## WRITTEN EXERCISE
Extract each line holding the word "JSON" from the entries.

## DATASET EXCERPTS
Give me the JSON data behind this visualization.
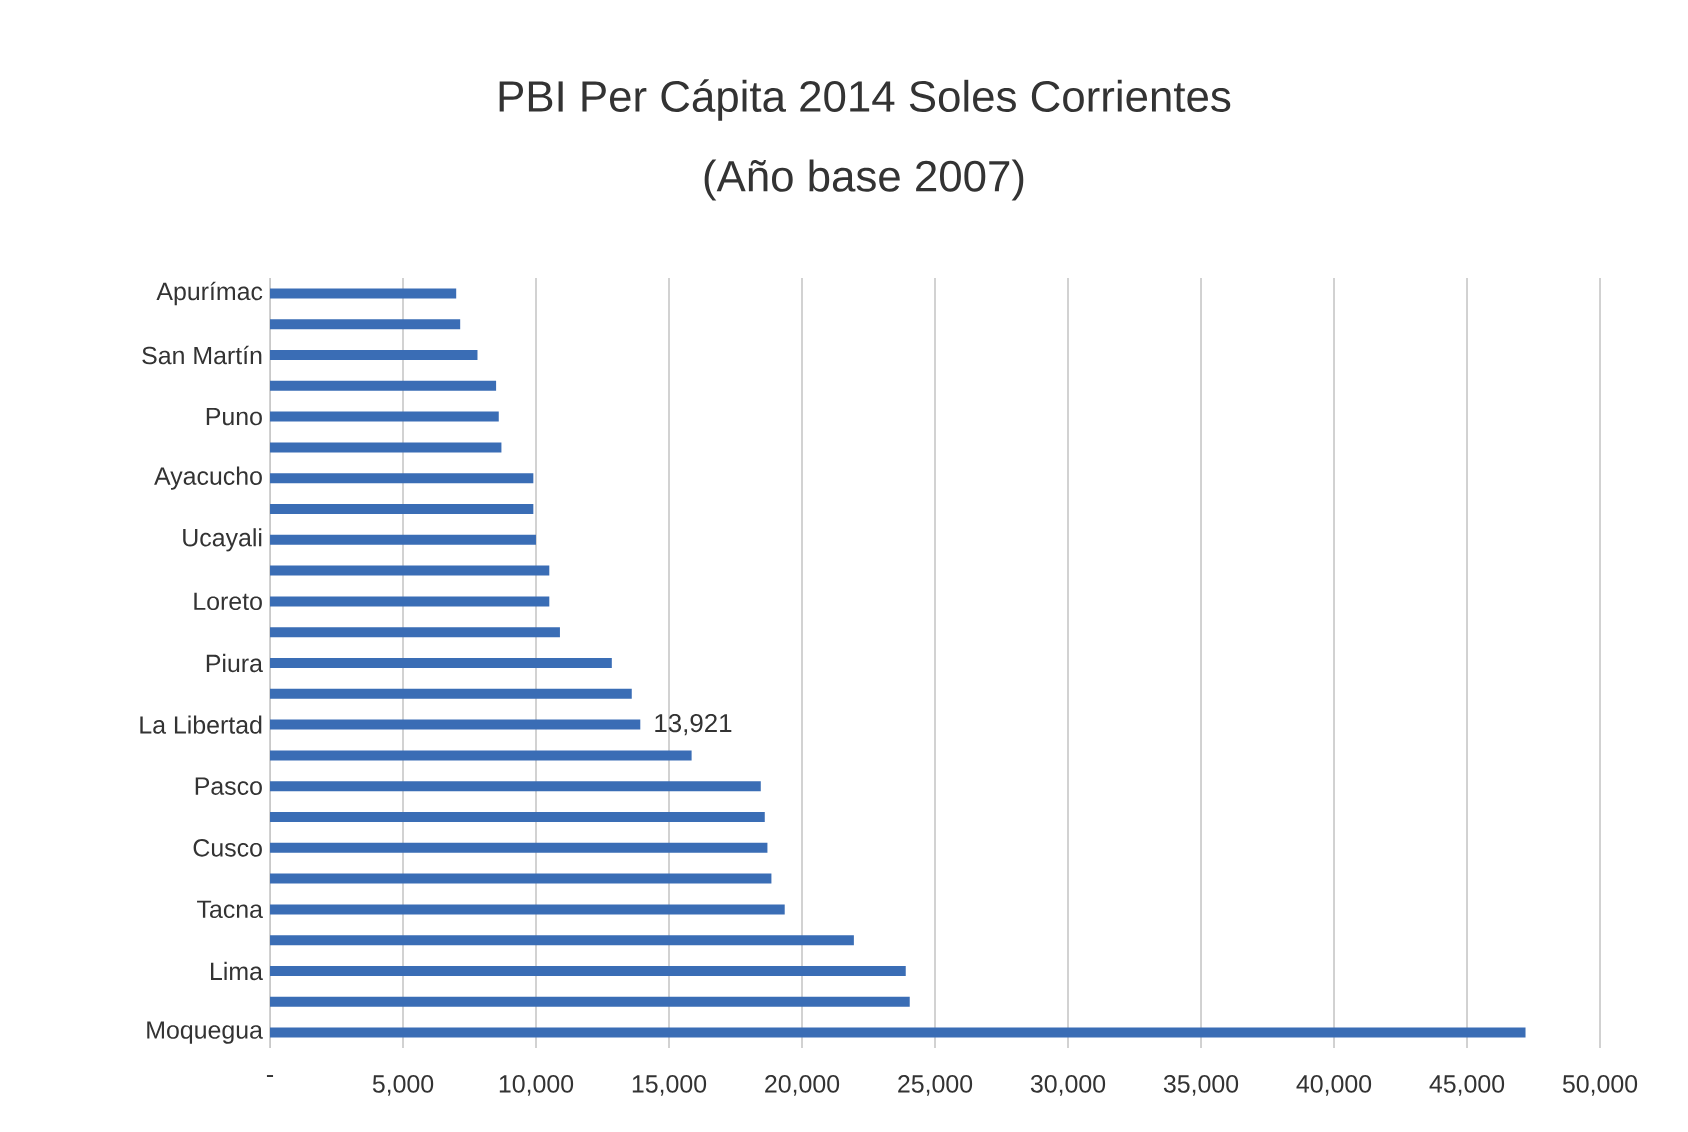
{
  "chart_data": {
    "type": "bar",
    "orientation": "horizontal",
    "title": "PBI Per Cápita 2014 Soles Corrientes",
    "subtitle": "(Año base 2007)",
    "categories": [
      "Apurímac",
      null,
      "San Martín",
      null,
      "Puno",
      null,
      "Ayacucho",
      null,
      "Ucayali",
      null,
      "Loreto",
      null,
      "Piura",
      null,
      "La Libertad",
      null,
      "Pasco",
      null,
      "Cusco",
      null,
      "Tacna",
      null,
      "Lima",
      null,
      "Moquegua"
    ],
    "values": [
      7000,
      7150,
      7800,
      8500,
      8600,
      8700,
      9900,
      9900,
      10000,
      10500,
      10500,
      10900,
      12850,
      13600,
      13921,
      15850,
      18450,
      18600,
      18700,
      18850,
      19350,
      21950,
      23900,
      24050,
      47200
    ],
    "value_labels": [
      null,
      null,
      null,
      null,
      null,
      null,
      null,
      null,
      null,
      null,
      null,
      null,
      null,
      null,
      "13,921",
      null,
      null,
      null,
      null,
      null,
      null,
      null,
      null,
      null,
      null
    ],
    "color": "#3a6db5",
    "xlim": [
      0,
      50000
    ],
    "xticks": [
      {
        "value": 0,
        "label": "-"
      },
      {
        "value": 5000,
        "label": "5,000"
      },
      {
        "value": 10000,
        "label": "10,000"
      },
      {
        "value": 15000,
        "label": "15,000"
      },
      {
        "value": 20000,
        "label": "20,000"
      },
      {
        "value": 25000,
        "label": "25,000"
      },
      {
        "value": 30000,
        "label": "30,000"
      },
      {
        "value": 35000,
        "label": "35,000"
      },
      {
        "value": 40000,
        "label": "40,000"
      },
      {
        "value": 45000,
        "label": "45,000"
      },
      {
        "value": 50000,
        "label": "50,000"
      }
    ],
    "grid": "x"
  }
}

* * *

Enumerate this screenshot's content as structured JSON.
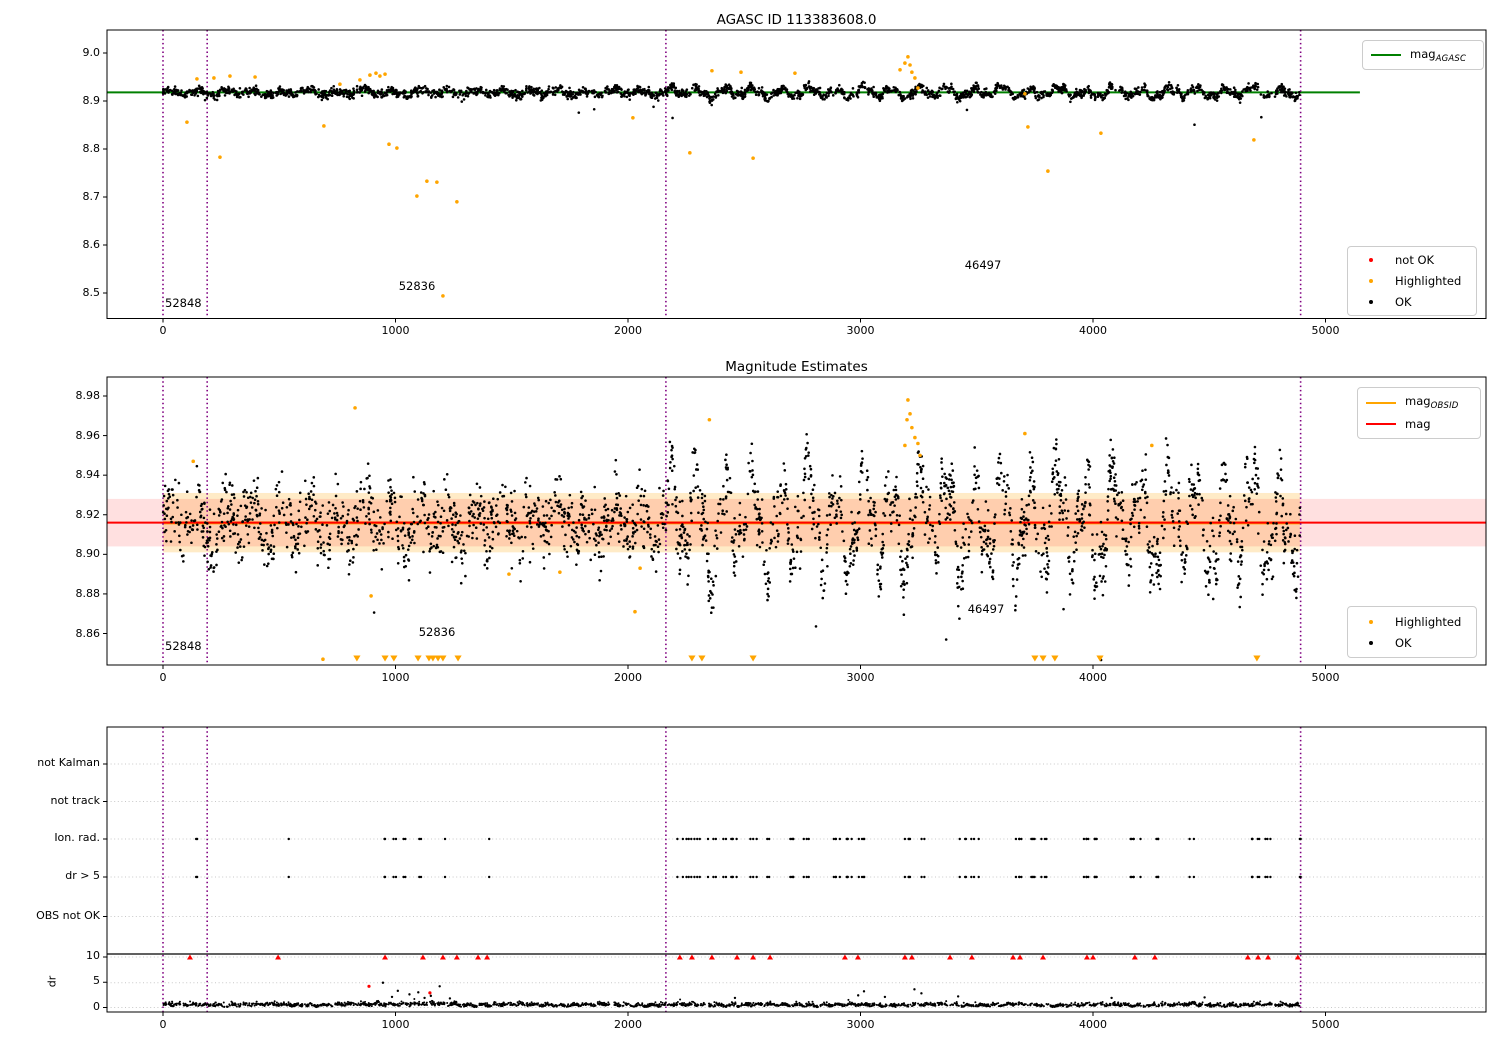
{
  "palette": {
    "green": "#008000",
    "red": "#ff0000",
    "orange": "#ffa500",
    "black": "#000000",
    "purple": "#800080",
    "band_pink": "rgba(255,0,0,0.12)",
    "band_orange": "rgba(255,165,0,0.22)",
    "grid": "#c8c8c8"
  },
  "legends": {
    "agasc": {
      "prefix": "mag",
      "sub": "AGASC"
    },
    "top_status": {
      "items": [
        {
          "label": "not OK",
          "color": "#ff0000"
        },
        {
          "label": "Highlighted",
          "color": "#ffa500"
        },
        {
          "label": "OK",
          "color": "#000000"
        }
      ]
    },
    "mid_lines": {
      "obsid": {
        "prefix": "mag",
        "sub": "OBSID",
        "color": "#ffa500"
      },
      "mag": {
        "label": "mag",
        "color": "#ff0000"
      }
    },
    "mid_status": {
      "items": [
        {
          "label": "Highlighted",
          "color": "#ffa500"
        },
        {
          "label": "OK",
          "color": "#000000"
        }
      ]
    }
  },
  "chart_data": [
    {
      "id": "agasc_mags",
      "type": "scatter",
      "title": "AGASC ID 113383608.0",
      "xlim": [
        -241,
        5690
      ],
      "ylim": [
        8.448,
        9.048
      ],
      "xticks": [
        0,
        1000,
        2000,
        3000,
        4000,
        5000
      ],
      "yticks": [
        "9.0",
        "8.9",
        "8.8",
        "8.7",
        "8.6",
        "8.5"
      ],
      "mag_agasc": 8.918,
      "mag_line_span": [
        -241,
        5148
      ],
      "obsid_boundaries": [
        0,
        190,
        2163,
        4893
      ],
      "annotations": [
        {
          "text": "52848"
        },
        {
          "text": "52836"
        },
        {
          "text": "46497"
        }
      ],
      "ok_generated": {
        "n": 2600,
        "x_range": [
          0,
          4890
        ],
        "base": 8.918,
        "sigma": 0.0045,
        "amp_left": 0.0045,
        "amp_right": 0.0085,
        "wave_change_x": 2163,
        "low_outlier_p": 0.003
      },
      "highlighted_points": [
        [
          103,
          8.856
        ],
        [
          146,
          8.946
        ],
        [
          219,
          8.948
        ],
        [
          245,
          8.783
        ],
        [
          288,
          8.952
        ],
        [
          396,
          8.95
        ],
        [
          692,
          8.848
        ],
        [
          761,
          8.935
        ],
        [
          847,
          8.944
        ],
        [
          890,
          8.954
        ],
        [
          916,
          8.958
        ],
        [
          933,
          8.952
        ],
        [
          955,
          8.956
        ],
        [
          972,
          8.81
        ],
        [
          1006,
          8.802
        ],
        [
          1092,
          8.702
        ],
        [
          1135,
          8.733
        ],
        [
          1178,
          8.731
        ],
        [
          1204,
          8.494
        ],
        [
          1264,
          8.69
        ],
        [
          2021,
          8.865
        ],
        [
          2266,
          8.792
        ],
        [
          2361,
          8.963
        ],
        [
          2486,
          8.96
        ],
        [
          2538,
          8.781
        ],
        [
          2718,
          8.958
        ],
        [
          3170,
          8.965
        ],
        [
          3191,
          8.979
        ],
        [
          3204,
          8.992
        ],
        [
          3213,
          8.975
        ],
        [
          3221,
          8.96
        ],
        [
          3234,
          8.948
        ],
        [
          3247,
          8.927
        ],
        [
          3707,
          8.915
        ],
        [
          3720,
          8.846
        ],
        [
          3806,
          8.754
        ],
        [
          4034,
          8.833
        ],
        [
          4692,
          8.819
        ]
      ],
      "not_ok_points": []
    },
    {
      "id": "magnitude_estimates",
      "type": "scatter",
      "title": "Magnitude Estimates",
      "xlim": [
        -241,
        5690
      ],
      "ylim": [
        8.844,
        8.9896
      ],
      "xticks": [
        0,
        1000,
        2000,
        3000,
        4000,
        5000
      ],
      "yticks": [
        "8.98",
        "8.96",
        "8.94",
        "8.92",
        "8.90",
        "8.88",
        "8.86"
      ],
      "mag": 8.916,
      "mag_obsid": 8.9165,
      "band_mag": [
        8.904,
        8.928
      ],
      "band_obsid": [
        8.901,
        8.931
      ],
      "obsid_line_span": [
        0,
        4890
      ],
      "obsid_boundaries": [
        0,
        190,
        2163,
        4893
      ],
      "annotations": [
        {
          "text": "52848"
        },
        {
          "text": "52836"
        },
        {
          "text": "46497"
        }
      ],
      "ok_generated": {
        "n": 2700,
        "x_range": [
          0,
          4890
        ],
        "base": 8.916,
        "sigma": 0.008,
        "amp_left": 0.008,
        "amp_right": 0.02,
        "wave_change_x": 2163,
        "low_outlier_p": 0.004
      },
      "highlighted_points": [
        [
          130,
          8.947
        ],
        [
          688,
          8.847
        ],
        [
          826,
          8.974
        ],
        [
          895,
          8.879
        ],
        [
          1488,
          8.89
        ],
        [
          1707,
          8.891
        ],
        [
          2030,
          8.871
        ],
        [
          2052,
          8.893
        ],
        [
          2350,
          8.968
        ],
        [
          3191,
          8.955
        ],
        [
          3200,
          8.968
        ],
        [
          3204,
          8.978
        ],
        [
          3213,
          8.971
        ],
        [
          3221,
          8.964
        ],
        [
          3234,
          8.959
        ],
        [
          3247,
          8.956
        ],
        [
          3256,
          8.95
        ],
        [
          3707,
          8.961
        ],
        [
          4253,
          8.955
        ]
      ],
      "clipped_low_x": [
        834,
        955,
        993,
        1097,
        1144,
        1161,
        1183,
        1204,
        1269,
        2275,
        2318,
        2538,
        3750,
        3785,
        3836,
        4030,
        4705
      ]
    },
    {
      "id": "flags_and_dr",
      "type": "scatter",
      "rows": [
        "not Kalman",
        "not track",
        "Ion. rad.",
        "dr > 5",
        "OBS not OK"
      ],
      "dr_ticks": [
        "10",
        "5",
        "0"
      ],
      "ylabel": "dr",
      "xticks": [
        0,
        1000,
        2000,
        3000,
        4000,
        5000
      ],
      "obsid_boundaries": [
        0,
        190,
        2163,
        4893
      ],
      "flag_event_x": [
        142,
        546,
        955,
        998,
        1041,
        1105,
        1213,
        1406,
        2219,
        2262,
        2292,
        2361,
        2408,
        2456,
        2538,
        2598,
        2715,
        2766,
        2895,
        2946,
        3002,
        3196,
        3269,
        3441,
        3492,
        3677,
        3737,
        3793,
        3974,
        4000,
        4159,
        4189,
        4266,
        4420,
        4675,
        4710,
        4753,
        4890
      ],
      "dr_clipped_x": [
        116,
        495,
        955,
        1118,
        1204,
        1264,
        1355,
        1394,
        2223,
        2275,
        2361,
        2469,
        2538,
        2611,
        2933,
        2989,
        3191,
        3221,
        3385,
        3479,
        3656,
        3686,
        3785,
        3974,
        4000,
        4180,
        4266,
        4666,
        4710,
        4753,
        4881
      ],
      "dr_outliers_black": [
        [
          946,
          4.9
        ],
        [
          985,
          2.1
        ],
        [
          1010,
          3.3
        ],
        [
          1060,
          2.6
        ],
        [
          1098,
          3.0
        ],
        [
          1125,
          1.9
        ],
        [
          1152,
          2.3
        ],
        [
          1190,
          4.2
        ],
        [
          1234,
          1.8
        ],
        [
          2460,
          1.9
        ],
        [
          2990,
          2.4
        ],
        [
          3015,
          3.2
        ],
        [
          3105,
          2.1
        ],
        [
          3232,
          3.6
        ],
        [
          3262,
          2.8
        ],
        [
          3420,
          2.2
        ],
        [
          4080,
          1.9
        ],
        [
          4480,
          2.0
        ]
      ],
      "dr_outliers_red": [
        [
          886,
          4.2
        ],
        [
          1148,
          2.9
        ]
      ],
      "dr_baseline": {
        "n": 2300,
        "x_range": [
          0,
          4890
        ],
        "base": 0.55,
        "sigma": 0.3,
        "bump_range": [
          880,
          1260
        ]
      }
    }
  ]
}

## ANSWER TO THE PROBLEM
Give me the JSON data behind this visualization.
Enumerate this screenshot's content as structured JSON.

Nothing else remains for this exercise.